EXTRACTED INFORMATION
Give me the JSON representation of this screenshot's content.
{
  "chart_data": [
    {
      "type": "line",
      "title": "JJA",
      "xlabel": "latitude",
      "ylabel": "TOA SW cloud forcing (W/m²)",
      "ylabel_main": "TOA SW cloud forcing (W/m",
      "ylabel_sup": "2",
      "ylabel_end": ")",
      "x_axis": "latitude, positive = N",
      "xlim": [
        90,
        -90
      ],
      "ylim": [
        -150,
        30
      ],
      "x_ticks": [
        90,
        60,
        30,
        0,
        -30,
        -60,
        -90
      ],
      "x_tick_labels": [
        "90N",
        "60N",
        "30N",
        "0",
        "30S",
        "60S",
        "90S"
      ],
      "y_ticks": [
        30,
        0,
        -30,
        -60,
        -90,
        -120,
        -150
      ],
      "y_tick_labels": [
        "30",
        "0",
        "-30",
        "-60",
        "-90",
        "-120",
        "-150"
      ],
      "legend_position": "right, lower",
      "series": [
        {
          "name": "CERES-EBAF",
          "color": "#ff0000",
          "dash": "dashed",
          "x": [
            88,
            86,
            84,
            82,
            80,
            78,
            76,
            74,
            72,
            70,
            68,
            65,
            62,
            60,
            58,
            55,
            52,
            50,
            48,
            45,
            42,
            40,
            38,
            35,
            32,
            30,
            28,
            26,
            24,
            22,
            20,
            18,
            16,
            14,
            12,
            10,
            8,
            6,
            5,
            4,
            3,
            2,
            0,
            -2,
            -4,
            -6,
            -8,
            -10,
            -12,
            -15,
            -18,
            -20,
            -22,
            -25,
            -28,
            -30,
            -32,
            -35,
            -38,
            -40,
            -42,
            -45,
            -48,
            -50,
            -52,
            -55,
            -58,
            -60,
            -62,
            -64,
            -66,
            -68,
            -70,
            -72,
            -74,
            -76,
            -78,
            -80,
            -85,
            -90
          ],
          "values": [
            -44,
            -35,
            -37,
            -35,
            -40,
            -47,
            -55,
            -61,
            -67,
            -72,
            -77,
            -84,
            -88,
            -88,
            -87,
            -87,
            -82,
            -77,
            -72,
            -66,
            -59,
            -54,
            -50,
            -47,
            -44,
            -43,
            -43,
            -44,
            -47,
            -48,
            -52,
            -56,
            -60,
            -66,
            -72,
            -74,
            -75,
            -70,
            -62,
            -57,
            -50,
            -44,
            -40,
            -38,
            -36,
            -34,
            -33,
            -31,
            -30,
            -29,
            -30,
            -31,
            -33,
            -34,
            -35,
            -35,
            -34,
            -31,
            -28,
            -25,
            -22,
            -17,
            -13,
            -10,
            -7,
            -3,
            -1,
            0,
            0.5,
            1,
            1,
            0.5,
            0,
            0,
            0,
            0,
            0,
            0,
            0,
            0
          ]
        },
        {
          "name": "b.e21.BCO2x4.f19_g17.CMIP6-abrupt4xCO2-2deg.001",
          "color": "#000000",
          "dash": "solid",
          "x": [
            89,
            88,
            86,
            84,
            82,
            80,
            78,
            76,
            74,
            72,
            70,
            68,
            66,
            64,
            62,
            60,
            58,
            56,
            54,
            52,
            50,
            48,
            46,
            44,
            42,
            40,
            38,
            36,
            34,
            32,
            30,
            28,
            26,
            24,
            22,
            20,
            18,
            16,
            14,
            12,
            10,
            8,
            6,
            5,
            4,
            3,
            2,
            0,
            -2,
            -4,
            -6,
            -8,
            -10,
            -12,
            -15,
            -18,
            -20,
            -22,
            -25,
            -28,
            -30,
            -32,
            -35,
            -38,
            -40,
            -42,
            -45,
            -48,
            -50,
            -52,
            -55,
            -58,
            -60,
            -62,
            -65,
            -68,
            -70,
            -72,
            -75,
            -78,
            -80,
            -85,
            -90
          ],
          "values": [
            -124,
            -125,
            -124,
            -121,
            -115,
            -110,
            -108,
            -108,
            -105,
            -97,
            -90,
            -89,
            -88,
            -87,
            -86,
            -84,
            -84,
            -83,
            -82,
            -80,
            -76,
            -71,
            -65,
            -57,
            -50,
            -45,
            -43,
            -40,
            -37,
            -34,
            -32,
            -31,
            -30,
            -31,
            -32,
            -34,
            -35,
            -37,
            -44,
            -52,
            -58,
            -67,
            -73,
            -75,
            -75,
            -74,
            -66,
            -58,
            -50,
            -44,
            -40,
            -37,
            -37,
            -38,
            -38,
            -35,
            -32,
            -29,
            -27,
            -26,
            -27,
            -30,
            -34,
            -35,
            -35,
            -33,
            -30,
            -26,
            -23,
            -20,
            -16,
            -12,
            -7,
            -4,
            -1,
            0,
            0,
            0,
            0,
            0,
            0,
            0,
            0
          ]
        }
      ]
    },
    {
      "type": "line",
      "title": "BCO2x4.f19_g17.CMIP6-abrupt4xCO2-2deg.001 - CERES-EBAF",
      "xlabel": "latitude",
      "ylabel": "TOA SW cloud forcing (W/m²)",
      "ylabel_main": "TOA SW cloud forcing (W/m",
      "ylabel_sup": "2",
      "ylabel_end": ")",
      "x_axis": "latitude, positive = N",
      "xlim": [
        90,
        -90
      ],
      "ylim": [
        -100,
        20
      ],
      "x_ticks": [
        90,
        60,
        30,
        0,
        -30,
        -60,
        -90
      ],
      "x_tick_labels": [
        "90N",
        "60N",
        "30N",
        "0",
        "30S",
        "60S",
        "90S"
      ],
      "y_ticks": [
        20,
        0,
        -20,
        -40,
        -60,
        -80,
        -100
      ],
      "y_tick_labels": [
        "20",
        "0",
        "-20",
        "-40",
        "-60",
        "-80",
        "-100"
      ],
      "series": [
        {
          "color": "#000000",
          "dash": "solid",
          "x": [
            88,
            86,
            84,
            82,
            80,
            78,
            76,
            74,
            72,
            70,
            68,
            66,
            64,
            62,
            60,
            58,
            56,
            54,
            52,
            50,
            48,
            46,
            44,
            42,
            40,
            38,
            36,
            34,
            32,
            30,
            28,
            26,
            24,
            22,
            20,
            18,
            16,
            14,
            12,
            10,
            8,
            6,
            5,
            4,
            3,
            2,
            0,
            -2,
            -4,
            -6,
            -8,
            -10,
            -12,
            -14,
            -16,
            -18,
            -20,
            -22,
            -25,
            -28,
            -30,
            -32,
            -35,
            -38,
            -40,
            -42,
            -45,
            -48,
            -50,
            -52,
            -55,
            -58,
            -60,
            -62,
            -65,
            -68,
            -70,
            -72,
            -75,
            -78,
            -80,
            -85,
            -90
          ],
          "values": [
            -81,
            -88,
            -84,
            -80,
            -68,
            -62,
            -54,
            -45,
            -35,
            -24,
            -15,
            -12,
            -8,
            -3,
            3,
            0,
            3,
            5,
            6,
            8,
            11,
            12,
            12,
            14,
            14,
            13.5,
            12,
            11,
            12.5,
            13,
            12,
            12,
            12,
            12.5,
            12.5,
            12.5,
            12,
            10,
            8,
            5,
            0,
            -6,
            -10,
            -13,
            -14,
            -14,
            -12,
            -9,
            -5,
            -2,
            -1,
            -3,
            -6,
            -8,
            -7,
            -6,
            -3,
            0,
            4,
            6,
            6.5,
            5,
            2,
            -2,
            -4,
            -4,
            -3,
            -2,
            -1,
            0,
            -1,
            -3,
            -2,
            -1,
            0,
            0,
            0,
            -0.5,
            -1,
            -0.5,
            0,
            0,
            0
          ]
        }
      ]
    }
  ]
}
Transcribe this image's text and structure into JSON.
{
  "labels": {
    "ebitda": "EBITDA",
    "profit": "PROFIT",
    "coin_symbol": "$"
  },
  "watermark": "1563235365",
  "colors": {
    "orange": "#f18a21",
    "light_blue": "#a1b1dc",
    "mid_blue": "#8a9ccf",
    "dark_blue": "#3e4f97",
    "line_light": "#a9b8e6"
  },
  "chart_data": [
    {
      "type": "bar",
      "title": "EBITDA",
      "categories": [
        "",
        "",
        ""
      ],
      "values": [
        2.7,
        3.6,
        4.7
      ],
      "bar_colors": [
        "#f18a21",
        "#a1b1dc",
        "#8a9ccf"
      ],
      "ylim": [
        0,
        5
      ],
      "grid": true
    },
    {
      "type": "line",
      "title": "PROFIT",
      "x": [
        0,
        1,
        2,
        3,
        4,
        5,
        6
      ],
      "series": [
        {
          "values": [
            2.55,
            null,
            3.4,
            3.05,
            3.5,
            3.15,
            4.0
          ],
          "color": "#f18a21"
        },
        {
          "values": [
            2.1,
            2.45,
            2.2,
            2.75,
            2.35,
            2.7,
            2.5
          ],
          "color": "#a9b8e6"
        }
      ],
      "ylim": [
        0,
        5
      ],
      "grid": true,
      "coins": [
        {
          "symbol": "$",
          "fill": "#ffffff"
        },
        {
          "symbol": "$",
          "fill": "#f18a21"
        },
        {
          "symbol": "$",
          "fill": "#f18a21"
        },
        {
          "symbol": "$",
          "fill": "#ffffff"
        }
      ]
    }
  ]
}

WHAT THIS TASK INVOLVES
Show all lines from the data above in which the word "EBAF" appears.

THE REPLY
          "name": "CERES-EBAF",
      "title": "BCO2x4.f19_g17.CMIP6-abrupt4xCO2-2deg.001 - CERES-EBAF",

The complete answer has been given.